→ **WHAT THE EXERCISE ASKS**
Go over the entries below line by line, copying each one that contains the word "about".

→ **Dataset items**
########
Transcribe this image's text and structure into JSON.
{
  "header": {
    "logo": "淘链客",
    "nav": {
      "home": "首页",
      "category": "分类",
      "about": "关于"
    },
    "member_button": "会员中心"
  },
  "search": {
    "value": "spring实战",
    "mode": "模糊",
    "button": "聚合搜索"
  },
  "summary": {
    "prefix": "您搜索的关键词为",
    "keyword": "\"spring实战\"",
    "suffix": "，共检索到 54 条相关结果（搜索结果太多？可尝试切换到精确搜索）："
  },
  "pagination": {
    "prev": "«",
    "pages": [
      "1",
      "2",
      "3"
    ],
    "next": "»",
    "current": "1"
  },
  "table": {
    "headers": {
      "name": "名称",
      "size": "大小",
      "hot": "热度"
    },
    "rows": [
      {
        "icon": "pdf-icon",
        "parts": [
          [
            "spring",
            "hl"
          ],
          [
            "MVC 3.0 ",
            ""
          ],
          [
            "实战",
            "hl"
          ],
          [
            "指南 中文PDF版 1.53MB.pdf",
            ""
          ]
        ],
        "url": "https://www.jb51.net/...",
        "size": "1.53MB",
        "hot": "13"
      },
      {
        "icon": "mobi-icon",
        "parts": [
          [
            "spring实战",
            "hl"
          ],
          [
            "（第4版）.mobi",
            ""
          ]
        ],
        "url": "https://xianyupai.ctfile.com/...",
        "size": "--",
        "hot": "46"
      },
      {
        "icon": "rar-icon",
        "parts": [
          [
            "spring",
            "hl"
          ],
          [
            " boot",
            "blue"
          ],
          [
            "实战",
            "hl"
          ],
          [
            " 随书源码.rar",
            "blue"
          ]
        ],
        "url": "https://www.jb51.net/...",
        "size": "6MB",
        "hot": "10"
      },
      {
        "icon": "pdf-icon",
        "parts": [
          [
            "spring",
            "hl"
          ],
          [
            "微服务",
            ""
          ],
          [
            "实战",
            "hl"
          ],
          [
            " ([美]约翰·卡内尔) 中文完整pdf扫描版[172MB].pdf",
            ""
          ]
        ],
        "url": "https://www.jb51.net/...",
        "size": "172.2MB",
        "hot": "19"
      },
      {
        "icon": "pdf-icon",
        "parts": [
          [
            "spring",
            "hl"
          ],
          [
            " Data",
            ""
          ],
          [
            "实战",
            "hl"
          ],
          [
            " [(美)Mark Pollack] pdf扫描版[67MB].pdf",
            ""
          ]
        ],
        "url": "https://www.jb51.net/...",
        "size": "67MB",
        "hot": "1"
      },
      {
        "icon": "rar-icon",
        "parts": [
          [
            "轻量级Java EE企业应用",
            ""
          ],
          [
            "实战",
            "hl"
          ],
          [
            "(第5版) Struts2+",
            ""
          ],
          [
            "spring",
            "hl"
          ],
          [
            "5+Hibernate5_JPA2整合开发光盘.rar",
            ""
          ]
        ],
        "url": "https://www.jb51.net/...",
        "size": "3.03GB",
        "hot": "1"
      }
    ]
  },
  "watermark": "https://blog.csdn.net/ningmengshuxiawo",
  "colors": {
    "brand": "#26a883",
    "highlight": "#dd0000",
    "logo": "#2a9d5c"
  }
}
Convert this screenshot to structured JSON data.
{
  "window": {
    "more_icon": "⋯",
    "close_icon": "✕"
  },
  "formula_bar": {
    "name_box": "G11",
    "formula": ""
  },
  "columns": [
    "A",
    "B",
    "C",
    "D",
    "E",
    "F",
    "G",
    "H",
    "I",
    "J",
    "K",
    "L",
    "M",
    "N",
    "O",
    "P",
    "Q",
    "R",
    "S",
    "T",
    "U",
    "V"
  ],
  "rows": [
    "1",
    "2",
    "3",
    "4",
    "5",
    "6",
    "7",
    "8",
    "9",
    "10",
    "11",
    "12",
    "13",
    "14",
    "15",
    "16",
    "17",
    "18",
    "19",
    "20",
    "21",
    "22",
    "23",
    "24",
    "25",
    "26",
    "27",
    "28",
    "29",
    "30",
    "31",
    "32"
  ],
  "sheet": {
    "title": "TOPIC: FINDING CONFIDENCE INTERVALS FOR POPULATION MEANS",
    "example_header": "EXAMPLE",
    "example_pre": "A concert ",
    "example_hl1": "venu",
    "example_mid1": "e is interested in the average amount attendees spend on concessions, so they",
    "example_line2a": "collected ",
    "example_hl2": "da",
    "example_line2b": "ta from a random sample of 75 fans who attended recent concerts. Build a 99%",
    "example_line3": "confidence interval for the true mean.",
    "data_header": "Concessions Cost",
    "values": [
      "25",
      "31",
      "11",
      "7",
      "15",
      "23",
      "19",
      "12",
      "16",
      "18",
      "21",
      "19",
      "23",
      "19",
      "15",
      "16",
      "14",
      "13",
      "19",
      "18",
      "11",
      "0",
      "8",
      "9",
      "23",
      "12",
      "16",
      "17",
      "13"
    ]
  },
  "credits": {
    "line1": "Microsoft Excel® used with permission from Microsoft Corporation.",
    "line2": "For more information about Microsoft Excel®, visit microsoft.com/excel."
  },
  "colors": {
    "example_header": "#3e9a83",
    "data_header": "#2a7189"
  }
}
########
→ **EXERCISE OUTPUT**
      "about": "关于"
    "line2": "For more information about Microsoft Excel®, visit microsoft.com/excel."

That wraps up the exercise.